▶ **TASK BRIEF**
Reproduce every line of the material below verbatim, with no changes of any kind.

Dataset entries
┄┄┄┄┄┄┄┄┄┄
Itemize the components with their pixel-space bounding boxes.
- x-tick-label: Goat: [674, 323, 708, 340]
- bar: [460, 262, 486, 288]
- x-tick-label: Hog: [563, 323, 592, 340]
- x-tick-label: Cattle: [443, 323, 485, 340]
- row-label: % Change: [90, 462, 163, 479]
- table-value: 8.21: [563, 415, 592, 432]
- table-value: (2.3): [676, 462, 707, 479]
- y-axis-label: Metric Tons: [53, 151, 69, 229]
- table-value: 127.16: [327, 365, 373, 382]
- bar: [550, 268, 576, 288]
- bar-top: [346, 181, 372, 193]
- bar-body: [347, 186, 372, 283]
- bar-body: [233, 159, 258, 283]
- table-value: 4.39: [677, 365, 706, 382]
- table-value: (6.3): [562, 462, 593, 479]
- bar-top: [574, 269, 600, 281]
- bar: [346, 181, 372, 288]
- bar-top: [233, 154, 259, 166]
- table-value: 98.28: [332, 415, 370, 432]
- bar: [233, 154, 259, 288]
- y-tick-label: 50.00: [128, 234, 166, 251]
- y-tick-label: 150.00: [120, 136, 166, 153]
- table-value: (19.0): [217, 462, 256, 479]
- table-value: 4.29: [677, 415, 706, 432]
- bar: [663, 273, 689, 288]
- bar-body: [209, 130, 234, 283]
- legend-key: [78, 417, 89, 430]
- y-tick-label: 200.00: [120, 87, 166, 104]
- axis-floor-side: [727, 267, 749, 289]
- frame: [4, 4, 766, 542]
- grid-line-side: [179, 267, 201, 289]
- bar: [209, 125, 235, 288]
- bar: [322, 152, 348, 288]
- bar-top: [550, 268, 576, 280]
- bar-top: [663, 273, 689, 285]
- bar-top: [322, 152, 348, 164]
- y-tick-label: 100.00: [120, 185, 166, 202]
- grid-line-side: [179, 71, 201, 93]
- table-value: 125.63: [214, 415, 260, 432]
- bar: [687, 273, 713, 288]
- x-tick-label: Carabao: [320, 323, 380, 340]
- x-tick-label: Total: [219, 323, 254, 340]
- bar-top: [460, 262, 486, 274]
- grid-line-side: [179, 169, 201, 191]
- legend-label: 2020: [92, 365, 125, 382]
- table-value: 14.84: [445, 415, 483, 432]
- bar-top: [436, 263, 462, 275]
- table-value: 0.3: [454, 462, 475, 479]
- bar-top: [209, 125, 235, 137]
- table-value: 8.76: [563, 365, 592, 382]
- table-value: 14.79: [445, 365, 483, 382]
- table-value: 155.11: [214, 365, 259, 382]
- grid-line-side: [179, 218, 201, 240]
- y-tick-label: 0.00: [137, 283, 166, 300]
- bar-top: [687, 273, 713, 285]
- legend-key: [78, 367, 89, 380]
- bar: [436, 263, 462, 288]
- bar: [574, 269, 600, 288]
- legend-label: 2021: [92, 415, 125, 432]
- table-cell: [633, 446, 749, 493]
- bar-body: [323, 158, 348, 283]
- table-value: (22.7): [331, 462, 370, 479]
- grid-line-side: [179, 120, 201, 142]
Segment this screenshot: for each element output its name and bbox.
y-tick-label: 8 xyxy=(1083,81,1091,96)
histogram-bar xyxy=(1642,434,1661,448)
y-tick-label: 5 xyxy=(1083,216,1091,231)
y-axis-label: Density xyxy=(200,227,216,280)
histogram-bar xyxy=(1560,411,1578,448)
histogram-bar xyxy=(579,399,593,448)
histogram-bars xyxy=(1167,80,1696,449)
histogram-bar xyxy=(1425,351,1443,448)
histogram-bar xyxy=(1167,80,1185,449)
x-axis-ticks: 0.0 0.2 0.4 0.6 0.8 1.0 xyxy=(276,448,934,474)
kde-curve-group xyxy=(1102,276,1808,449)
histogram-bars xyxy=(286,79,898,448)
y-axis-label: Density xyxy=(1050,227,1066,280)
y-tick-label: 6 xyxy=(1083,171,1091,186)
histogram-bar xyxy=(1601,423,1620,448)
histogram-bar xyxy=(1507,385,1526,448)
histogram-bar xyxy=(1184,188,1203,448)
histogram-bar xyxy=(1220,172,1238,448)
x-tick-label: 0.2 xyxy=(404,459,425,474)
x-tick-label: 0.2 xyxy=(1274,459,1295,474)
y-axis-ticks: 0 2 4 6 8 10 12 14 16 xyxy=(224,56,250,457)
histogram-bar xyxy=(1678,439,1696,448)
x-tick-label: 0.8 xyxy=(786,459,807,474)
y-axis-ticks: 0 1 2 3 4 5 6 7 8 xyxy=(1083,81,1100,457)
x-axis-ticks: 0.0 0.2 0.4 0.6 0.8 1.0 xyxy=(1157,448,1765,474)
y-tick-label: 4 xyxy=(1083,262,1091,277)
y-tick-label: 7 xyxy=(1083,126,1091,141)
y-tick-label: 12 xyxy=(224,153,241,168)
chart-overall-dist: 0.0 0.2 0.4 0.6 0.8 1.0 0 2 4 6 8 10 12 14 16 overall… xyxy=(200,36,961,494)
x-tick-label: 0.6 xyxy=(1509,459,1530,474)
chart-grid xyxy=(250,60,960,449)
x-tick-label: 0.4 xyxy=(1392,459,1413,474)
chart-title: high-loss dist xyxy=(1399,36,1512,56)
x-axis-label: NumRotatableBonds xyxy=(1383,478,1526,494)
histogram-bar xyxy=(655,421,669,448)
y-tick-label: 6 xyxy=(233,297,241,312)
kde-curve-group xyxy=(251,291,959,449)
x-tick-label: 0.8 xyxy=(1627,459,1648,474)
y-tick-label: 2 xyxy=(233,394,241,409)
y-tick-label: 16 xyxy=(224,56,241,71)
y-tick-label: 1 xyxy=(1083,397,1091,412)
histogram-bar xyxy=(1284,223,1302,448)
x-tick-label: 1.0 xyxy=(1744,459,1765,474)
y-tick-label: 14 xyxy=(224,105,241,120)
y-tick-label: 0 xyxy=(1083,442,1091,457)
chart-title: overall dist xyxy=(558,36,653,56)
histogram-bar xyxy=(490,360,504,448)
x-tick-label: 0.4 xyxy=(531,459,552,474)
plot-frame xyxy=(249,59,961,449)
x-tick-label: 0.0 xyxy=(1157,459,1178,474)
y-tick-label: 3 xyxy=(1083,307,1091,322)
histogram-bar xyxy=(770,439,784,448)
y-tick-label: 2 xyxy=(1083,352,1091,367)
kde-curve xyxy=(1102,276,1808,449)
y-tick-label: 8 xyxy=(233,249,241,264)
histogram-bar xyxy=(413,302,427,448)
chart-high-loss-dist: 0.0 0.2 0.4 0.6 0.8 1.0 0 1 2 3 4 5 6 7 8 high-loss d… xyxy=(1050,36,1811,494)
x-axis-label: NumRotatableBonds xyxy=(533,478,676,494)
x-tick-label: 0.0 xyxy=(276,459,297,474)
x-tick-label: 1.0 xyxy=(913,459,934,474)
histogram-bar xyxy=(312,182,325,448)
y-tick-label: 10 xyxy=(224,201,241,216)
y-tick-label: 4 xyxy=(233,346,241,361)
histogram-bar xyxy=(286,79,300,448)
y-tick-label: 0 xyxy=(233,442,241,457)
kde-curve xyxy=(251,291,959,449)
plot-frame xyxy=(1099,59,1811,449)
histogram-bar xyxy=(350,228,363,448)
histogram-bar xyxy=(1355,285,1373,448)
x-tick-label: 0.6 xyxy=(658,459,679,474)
┄┄┄┄┄┄┄┄┄┄
▶ **ANSWER TO THIS EXERCISE**
Itemize the components with their pixel-space bounding boxes.
- x-tick-label: Goat: [674, 323, 708, 340]
- bar: [460, 262, 486, 288]
- x-tick-label: Hog: [563, 323, 592, 340]
- x-tick-label: Cattle: [443, 323, 485, 340]
- row-label: % Change: [90, 462, 163, 479]
- table-value: 8.21: [563, 415, 592, 432]
- table-value: (2.3): [676, 462, 707, 479]
- y-axis-label: Metric Tons: [53, 151, 69, 229]
- table-value: 127.16: [327, 365, 373, 382]
- bar: [550, 268, 576, 288]
- bar-top: [346, 181, 372, 193]
- bar-body: [347, 186, 372, 283]
- bar-body: [233, 159, 258, 283]
- table-value: 4.39: [677, 365, 706, 382]
- table-value: (6.3): [562, 462, 593, 479]
- bar-top: [574, 269, 600, 281]
- bar: [346, 181, 372, 288]
- bar-top: [233, 154, 259, 166]
- table-value: 98.28: [332, 415, 370, 432]
- bar: [233, 154, 259, 288]
- y-tick-label: 50.00: [128, 234, 166, 251]
- y-tick-label: 150.00: [120, 136, 166, 153]
- table-value: (19.0): [217, 462, 256, 479]
- table-value: 4.29: [677, 415, 706, 432]
- bar: [663, 273, 689, 288]
- bar-body: [209, 130, 234, 283]
- legend-key: [78, 417, 89, 430]
- y-tick-label: 200.00: [120, 87, 166, 104]
- axis-floor-side: [727, 267, 749, 289]
- frame: [4, 4, 766, 542]
- grid-line-side: [179, 267, 201, 289]
- bar: [209, 125, 235, 288]
- bar: [322, 152, 348, 288]
- bar-top: [550, 268, 576, 280]
- bar-top: [663, 273, 689, 285]
- bar-top: [322, 152, 348, 164]
- y-tick-label: 100.00: [120, 185, 166, 202]
- grid-line-side: [179, 71, 201, 93]
- table-value: 125.63: [214, 415, 260, 432]
- bar: [687, 273, 713, 288]
- x-tick-label: Carabao: [320, 323, 380, 340]
- x-tick-label: Total: [219, 323, 254, 340]
- bar-top: [460, 262, 486, 274]
- grid-line-side: [179, 169, 201, 191]
- legend-label: 2020: [92, 365, 125, 382]
- table-value: 14.84: [445, 415, 483, 432]
- bar-top: [436, 263, 462, 275]
- table-value: 0.3: [454, 462, 475, 479]
- bar-top: [209, 125, 235, 137]
- table-value: 8.76: [563, 365, 592, 382]
- table-value: 14.79: [445, 365, 483, 382]
- table-value: 155.11: [214, 365, 259, 382]
- grid-line-side: [179, 218, 201, 240]
- y-tick-label: 0.00: [137, 283, 166, 300]
- bar-top: [687, 273, 713, 285]
- legend-key: [78, 367, 89, 380]
- bar: [436, 263, 462, 288]
- bar: [574, 269, 600, 288]
- legend-label: 2021: [92, 415, 125, 432]
- table-cell: [633, 446, 749, 493]
- bar-body: [323, 158, 348, 283]
- table-value: (22.7): [331, 462, 370, 479]
- grid-line-side: [179, 120, 201, 142]
Segment this screenshot: for each element output its name and bbox.
y-tick-label: 8 xyxy=(1083,81,1091,96)
histogram-bar xyxy=(1642,434,1661,448)
y-tick-label: 5 xyxy=(1083,216,1091,231)
y-axis-label: Density xyxy=(200,227,216,280)
histogram-bar xyxy=(1560,411,1578,448)
histogram-bar xyxy=(579,399,593,448)
histogram-bars xyxy=(1167,80,1696,449)
histogram-bar xyxy=(1425,351,1443,448)
histogram-bar xyxy=(1167,80,1185,449)
x-axis-ticks: 0.0 0.2 0.4 0.6 0.8 1.0 xyxy=(276,448,934,474)
kde-curve-group xyxy=(1102,276,1808,449)
histogram-bars xyxy=(286,79,898,448)
y-axis-label: Density xyxy=(1050,227,1066,280)
y-tick-label: 6 xyxy=(1083,171,1091,186)
histogram-bar xyxy=(1601,423,1620,448)
histogram-bar xyxy=(1507,385,1526,448)
histogram-bar xyxy=(1184,188,1203,448)
histogram-bar xyxy=(1220,172,1238,448)
x-tick-label: 0.2 xyxy=(404,459,425,474)
x-tick-label: 0.2 xyxy=(1274,459,1295,474)
y-axis-ticks: 0 2 4 6 8 10 12 14 16 xyxy=(224,56,250,457)
histogram-bar xyxy=(1678,439,1696,448)
x-tick-label: 0.8 xyxy=(786,459,807,474)
y-axis-ticks: 0 1 2 3 4 5 6 7 8 xyxy=(1083,81,1100,457)
x-axis-ticks: 0.0 0.2 0.4 0.6 0.8 1.0 xyxy=(1157,448,1765,474)
y-tick-label: 4 xyxy=(1083,262,1091,277)
y-tick-label: 7 xyxy=(1083,126,1091,141)
y-tick-label: 12 xyxy=(224,153,241,168)
chart-overall-dist: 0.0 0.2 0.4 0.6 0.8 1.0 0 2 4 6 8 10 12 14 16 overall… xyxy=(200,36,961,494)
x-tick-label: 0.6 xyxy=(1509,459,1530,474)
chart-grid xyxy=(250,60,960,449)
x-tick-label: 0.4 xyxy=(1392,459,1413,474)
chart-title: high-loss dist xyxy=(1399,36,1512,56)
x-axis-label: NumRotatableBonds xyxy=(1383,478,1526,494)
histogram-bar xyxy=(655,421,669,448)
y-tick-label: 6 xyxy=(233,297,241,312)
kde-curve-group xyxy=(251,291,959,449)
x-tick-label: 0.8 xyxy=(1627,459,1648,474)
y-tick-label: 2 xyxy=(233,394,241,409)
y-tick-label: 16 xyxy=(224,56,241,71)
y-tick-label: 1 xyxy=(1083,397,1091,412)
histogram-bar xyxy=(1284,223,1302,448)
x-tick-label: 1.0 xyxy=(1744,459,1765,474)
y-tick-label: 14 xyxy=(224,105,241,120)
y-tick-label: 0 xyxy=(1083,442,1091,457)
chart-title: overall dist xyxy=(558,36,653,56)
histogram-bar xyxy=(490,360,504,448)
x-tick-label: 0.4 xyxy=(531,459,552,474)
plot-frame xyxy=(249,59,961,449)
x-tick-label: 0.0 xyxy=(1157,459,1178,474)
y-tick-label: 3 xyxy=(1083,307,1091,322)
histogram-bar xyxy=(770,439,784,448)
y-tick-label: 2 xyxy=(1083,352,1091,367)
kde-curve xyxy=(1102,276,1808,449)
y-tick-label: 8 xyxy=(233,249,241,264)
histogram-bar xyxy=(413,302,427,448)
chart-high-loss-dist: 0.0 0.2 0.4 0.6 0.8 1.0 0 1 2 3 4 5 6 7 8 high-loss d… xyxy=(1050,36,1811,494)
x-axis-label: NumRotatableBonds xyxy=(533,478,676,494)
x-tick-label: 0.0 xyxy=(276,459,297,474)
x-tick-label: 1.0 xyxy=(913,459,934,474)
histogram-bar xyxy=(312,182,325,448)
y-tick-label: 10 xyxy=(224,201,241,216)
y-tick-label: 4 xyxy=(233,346,241,361)
histogram-bar xyxy=(286,79,300,448)
y-tick-label: 0 xyxy=(233,442,241,457)
kde-curve xyxy=(251,291,959,449)
plot-frame xyxy=(1099,59,1811,449)
histogram-bar xyxy=(350,228,363,448)
histogram-bar xyxy=(1355,285,1373,448)
x-tick-label: 0.6 xyxy=(658,459,679,474)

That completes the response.